Excerpt provided
>>>>>

Hints from deeds and gathered research from Asheville’s South Asheville Cemetery, shows evidences that African Americans lived on the lands of Brackettown, long before any of them owned any property in the community. South Asheville Cemetery began as a slave burial ground, and its first known caretaker was an enslaved person named George Avery (1844-1938). Mr. Avery was owned by William Wallis McDowell (1823-1893), who lived in the Smith-McDowell House and after 1881, at 420 South Main Street. Mr. McDowell entrusted George Avery as the manager of this cemetery. Avery managed the cemetery until his death in 1938. Starting in the 1870’s and 1880’s, a community of African Americans, including George Avery, and “foreigners”, like “Ferdinand Neighbors” (who was a German immigrant whose real name was Ferdinand Nachbar) began to be established around the South Asheville Cemetery (mostly to the west and south). The cemetery was then accessed from Brackettown Road (on many plats it’s called Ross Creek Road), which ran just south of the cemetery.

<<<<<

Visual layout annotation data:
>>>>>

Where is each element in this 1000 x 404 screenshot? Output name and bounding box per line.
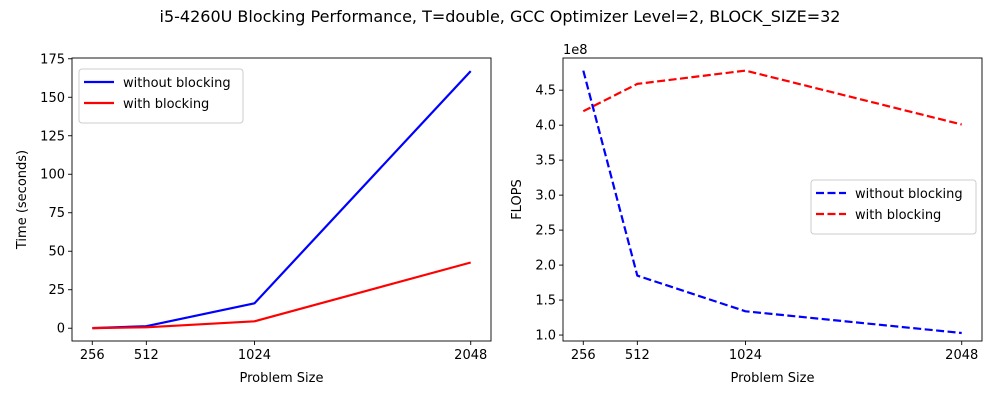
y-tick-label: 125 [40,129,65,144]
y-tick-label: 25 [48,283,65,298]
y-tick-label: 3.5 [535,154,556,169]
legend-label: with blocking [855,208,941,223]
legend: without blocking with blocking [78,68,244,124]
time-chart: 256 512 1024 2048 0 25 50 75 100 125 150 175 Problem… [15,52,492,386]
x-axis-label: Problem Size [240,371,324,386]
x-tick-label: 256 [571,348,596,363]
y-tick-label: 1.5 [535,294,556,309]
legend-frame [78,68,244,124]
legend: without blocking with blocking [810,179,977,235]
axes-frame [71,57,492,342]
legend-label: without blocking [855,187,963,202]
figure-title: i5-4260U Blocking Performance, T=double,… [160,7,841,27]
y-tick-label: 75 [48,206,65,221]
x-tick-label: 512 [625,348,650,363]
flops-chart: 256 512 1024 2048 1.0 1.5 2.0 2.5 3.0 3.5 4.0 4.5 1e… [510,43,983,386]
y-axis-label: Time (seconds) [15,150,30,250]
axes-frame [562,57,983,342]
y-tick-label: 175 [40,52,65,67]
x-tick-label: 2048 [945,348,978,363]
series-line-with-blocking [92,261,471,330]
x-tick-label: 1024 [238,348,271,363]
x-tick-label: 2048 [454,348,487,363]
y-tick-label: 150 [40,91,65,106]
legend-label: without blocking [123,76,231,91]
legend-label: with blocking [123,97,209,112]
y-tick-label: 0 [57,322,65,337]
x-tick-label: 256 [80,348,105,363]
y-tick-label: 1.0 [535,329,556,344]
y-tick-label: 3.0 [535,189,556,204]
x-tick-label: 512 [134,348,159,363]
x-tick-label: 1024 [729,348,762,363]
y-tick-label: 4.0 [535,119,556,134]
series-line-with-blocking [582,69,962,126]
series-line-without-blocking [582,70,962,335]
x-axis-label: Problem Size [731,371,815,386]
legend-frame [810,179,977,235]
y-tick-label: 100 [40,168,65,183]
y-tick-label: 50 [48,245,65,260]
y-offset-text: 1e8 [563,43,588,58]
y-tick-label: 4.5 [535,84,556,99]
y-axis-label: FLOPS [510,179,525,220]
y-tick-label: 2.0 [535,259,556,274]
y-tick-label: 2.5 [535,224,556,239]
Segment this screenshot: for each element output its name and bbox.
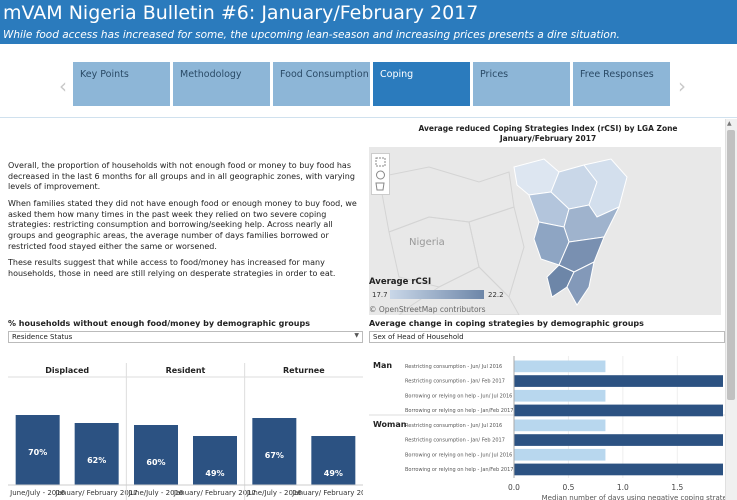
page-subtitle: While food access has increased for some… [3, 29, 620, 41]
tab-key-points[interactable]: Key Points [73, 62, 170, 106]
group-label-returnee: Returnee [283, 366, 325, 375]
x-axis-label: Median number of days using negative cop… [542, 494, 725, 500]
group-label-woman: Woman [373, 420, 407, 429]
bar [252, 418, 297, 485]
bar [311, 436, 356, 485]
header-banner: mVAM Nigeria Bulletin #6: January/Februa… [0, 0, 737, 44]
bar [514, 419, 606, 432]
bar [74, 423, 119, 485]
bar-value-label: 49% [324, 469, 343, 478]
bar [134, 425, 178, 485]
tab-methodology[interactable]: Methodology [173, 62, 270, 106]
category-label: June/July - 2016 [246, 489, 303, 497]
map-title-line-2: January/February 2017 [499, 133, 597, 143]
residence-status-value: Residence Status [12, 333, 73, 341]
map-title: Average reduced Coping Strategies Index … [372, 124, 724, 143]
map-legend-title: Average rCSI [369, 277, 432, 287]
content-divider [0, 117, 737, 118]
bar [514, 375, 723, 387]
category-label: January/ February 2017 [173, 489, 256, 497]
map-boundary [398, 266, 520, 315]
x-tick-label: 1.5 [671, 483, 683, 492]
map-legend-max: 22.2 [488, 291, 504, 299]
tab-free-responses[interactable]: Free Responses [573, 62, 670, 106]
x-tick-label: 1.0 [617, 483, 629, 492]
row-label: Borrowing or relying on help - Jan/Feb 2… [405, 408, 513, 414]
bar-value-label: 67% [265, 451, 284, 460]
sex-of-head-value: Sex of Head of Household [373, 333, 464, 341]
tab-coping[interactable]: Coping [373, 62, 470, 106]
sex-of-head-dropdown[interactable]: Sex of Head of Household [369, 331, 725, 343]
x-tick-label: 0.5 [562, 483, 574, 492]
x-tick-label: 0.0 [508, 483, 520, 492]
map-zone[interactable] [546, 264, 575, 298]
chart-bg [8, 363, 363, 500]
bar-value-label: 49% [205, 469, 224, 478]
row-label: Borrowing or relying on help - Jun/ Jul … [405, 393, 512, 399]
chevron-down-icon: ▼ [354, 332, 359, 339]
category-label: January/ February 2017 [55, 489, 138, 497]
category-label: January/ February 2017 [291, 489, 363, 497]
chevron-right-icon[interactable]: › [678, 74, 686, 98]
bar [193, 436, 237, 485]
select-rectangle-icon[interactable] [375, 157, 386, 167]
map-attribution[interactable]: © OpenStreetMap contributors [369, 305, 486, 314]
group-label-man: Man [373, 361, 392, 370]
row-label: Borrowing or relying on help - Jan/Feb 2… [405, 467, 513, 473]
bar-value-label: 70% [28, 448, 47, 457]
map-zone[interactable] [566, 261, 595, 306]
body-paragraph-2: When families stated they did not have e… [8, 199, 357, 251]
row-label: Restricting consumption - Jun/ Jul 2016 [405, 364, 502, 370]
row-label: Restricting consumption - Jan/ Feb 2017 [405, 438, 505, 444]
bar [514, 404, 723, 417]
coping-bar-chart: Man Woman 0.0 0.5 1.0 1.5 Restricting consumpt… [369, 354, 735, 500]
tab-food-consumption[interactable]: Food Consumption [273, 62, 370, 106]
map-svg: Nigeria [369, 147, 721, 315]
bar [514, 389, 606, 402]
map-area[interactable]: Nigeria [369, 147, 721, 315]
body-paragraph-1: Overall, the proportion of households wi… [8, 161, 355, 192]
map-toolbar[interactable] [371, 153, 390, 195]
residence-status-dropdown[interactable]: Residence Status ▼ [8, 331, 363, 343]
map-tool-icons [375, 157, 386, 191]
scroll-up-arrow-icon[interactable]: ▲ [727, 120, 732, 127]
page-title: mVAM Nigeria Bulletin #6: January/Februa… [3, 2, 479, 24]
chevron-left-icon[interactable]: ‹ [59, 74, 67, 98]
group-label-resident: Resident [166, 366, 206, 375]
select-lasso-icon[interactable] [375, 182, 385, 191]
bar [514, 360, 606, 373]
row-label: Restricting consumption - Jun/ Jul 2016 [405, 423, 502, 429]
map-country-label: Nigeria [409, 237, 445, 248]
bar [514, 448, 606, 461]
category-label: June/July - 2016 [9, 489, 66, 497]
category-label: June/July - 2016 [128, 489, 185, 497]
coping-bar-chart-svg: Man Woman 0.0 0.5 1.0 1.5 Restricting consumpt… [369, 354, 735, 500]
right-panel-title: Average change in coping strategies by d… [369, 319, 644, 328]
household-bar-chart: Displaced 70% June/July - 2016 62% January/ … [8, 363, 374, 500]
bar-value-label: 60% [146, 458, 165, 467]
map-legend-gradient [390, 290, 484, 299]
bar [514, 463, 723, 476]
scrollbar-thumb[interactable] [727, 130, 735, 400]
bar [15, 415, 60, 485]
row-label: Borrowing or relying on help - Jun/ Jul … [405, 452, 512, 458]
map-title-line-1: Average reduced Coping Strategies Index … [418, 124, 678, 133]
group-label-displaced: Displaced [45, 366, 89, 375]
bar [514, 434, 723, 446]
row-label: Restricting consumption - Jan/ Feb 2017 [405, 379, 505, 385]
household-bar-chart-svg: Displaced 70% June/July - 2016 62% January/ … [8, 363, 374, 500]
select-radial-icon[interactable] [376, 170, 385, 180]
map-legend-min: 17.7 [372, 291, 388, 299]
tab-prices[interactable]: Prices [473, 62, 570, 106]
bar-value-label: 62% [87, 456, 106, 465]
body-paragraph-3: These results suggest that while access … [8, 258, 336, 278]
left-panel-title: % households without enough food/money b… [8, 319, 310, 328]
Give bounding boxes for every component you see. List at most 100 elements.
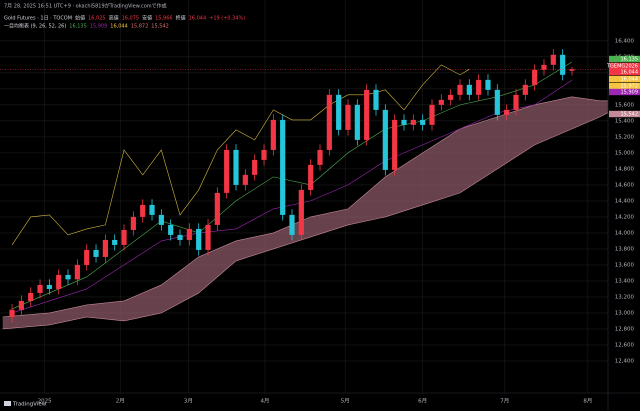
x-tick-label: 3月: [184, 398, 193, 405]
candle-body: [280, 119, 286, 215]
candle-body: [298, 189, 304, 235]
x-tick-label: 2月: [116, 398, 125, 405]
legend-item: 16,135: [69, 24, 87, 30]
candle-body: [504, 109, 510, 115]
candle-body: [84, 249, 90, 265]
candle-body: [317, 149, 323, 165]
candle-body: [560, 54, 566, 75]
candle-body: [112, 239, 118, 245]
price-label: 15,542: [621, 112, 639, 118]
price-label: 15,972: [621, 84, 639, 90]
candle-body: [401, 119, 407, 125]
candle-body: [532, 69, 538, 85]
candle-body: [205, 224, 211, 250]
legend-item: 16,044: [110, 24, 128, 30]
legend-item: 安値: [142, 15, 152, 22]
cloud-edge: [2, 96, 608, 318]
candle-body: [373, 89, 379, 110]
candle-body: [569, 69, 575, 71]
candle-body: [196, 228, 202, 250]
price-label-box: [609, 82, 640, 90]
plot: [0, 49, 608, 330]
legend: Gold Futures · 1日 · TOCOM 始値 16,025 高値 16,07…: [4, 15, 245, 30]
legend-item: Gold Futures · 1日 · TOCOM: [4, 16, 72, 22]
price-label-box: [609, 88, 640, 96]
y-tick-label: 12,800: [615, 326, 635, 332]
candle-body: [149, 204, 155, 215]
y-tick-label: 13,800: [615, 246, 635, 252]
candle-body: [476, 79, 482, 95]
price-label-box: [609, 75, 640, 83]
y-tick-label: 12,600: [615, 342, 635, 348]
candle-body: [168, 224, 174, 235]
candle-body: [364, 89, 370, 140]
legend-item: 始値: [75, 15, 85, 22]
candle-body: [354, 104, 360, 140]
candle-body: [550, 54, 556, 65]
candle-body: [224, 149, 230, 193]
legend-item: 16,075: [122, 16, 140, 22]
x-tick-label: 4月: [260, 398, 269, 405]
x-tick-label: 2025: [38, 399, 52, 405]
y-tick-label: 15,000: [615, 150, 635, 156]
x-tick-label: 5月: [341, 398, 350, 405]
candle-body: [242, 174, 248, 185]
price-label-box: [609, 68, 640, 76]
price-label: TGEMG2026: [606, 64, 638, 70]
candle-body: [18, 300, 24, 310]
candle-body: [336, 94, 342, 130]
candle-body: [158, 214, 164, 225]
candle-body: [308, 164, 314, 190]
brand-logo: [4, 401, 11, 406]
candle-body: [382, 109, 388, 170]
candle-body: [130, 216, 136, 230]
legend-item: 15,542: [151, 24, 169, 30]
x-tick-label: 6月: [418, 398, 427, 405]
indicator-line: [11, 64, 470, 246]
grid: [0, 0, 608, 393]
candle-body: [494, 89, 500, 115]
legend-item: 16,025: [88, 16, 106, 22]
price-label-box: [609, 110, 640, 118]
candle-body: [541, 64, 547, 70]
candle-body: [410, 119, 416, 125]
legend-item: 高値: [109, 15, 119, 22]
cloud-edge: [2, 112, 608, 330]
price-label-box: [609, 55, 640, 63]
legend-item: 15,872: [131, 24, 149, 30]
y-tick-label: 14,200: [615, 214, 635, 220]
y-tick-label: 16,400: [615, 38, 635, 44]
y-tick-label: 15,400: [615, 118, 635, 124]
y-tick-label: 14,000: [615, 230, 635, 236]
candle-body: [121, 229, 127, 245]
legend-item: 16,044: [189, 16, 207, 22]
x-tick-label: 7月: [500, 398, 509, 405]
candle-body: [28, 292, 34, 301]
candle-body: [392, 119, 398, 170]
candle-body: [65, 274, 71, 280]
y-tick-label: 13,600: [615, 262, 635, 268]
price-label: 16,135: [621, 57, 639, 63]
candle-body: [74, 264, 80, 280]
indicator-line: [11, 79, 573, 314]
candle-body: [513, 94, 519, 110]
candle-body: [102, 239, 108, 257]
candle-body: [522, 84, 528, 95]
y-tick-label: 14,800: [615, 166, 635, 172]
brand: TradingView: [12, 402, 47, 408]
y-tick-label: 13,200: [615, 294, 635, 300]
candle-body: [289, 214, 295, 235]
candle-body: [345, 104, 351, 130]
candle-body: [186, 228, 192, 240]
legend-item: 終値: [176, 15, 186, 22]
candle-body: [56, 274, 62, 289]
candle-body: [93, 249, 99, 257]
credit: 7月 28, 2025 16:51 UTC+9 · okachi5819がTra…: [4, 3, 167, 10]
candle-body: [448, 94, 454, 100]
y-tick-label: 15,200: [615, 134, 635, 140]
y-tick-label: 13,400: [615, 278, 635, 284]
candle-body: [46, 284, 52, 289]
candle-body: [429, 104, 435, 125]
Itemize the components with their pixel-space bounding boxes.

<<<<<

Required work
a) According to the text on Brackettown and the South Asheville Cemetery, what was the real name of the German immigrant known as "Ferdinand Neighbors"?
b) Keep writing the text on Brackettown and the South Asheville Cemetery, picking up after its final sentence.

Expected responses
a) Ferdinand Nachbar

b)
In addition to the Smith-McDowell house and farm, that had been inherited by Smith’s son John Patton Smith, but later purchased from J. P. Smith’s estate, Sarah Smith McDowell had also inherited her own chunk of lands. In a deed dated, October 10, 1871 (though not registered until 1880), W. W. McDowell drew up a legal document in which his wife, Sarah L. McDowell agreed to sell off portions of the property that Sarah McDowell had inherited from her father, James McConnell Smith in South Asheville[25], to help pay her husband’s debts. In this 1871 deed, are fourteen properties on a list of the “Lands Sold belonging to Sarah L. McDowell”, including “One Lot Sold to Ben Ragsland (sp)-$300”. [26]
Just down the road (literally)from the South Asheville cemetery, on the west side of Brackettown Road, Ben Ragsdale built a substantial two-story house around 1889. Ben Ragsdale was born into slavery (around 1840)[27] and was owned by James McDowell Smith, and then was inherited by Smith’s son John Patton Smith. Ragsdale was bought by W. W. & Sara Smith McDowell at an estate sale, following the death of John Patton Smith in 1857 (John was Sara’s brother). Although President Abraham Lincoln had issued the “Emancipation Proclamation”, declaring all slaves to be freed, the enslaved people in Asheville and Buncombe County were not freed until late April of 1865 when Union General George Stoneman’s forces moved through the area, declaring and enforcing the proclamation. However, Ben Ragsdale, though freed, continued to work for the McDowell family, and live on McDowell land. In the 1870 and 1880 censuses, Ben Ragsdale is shown as living on part of the McDowell land that would become Brackettown (South Asheville).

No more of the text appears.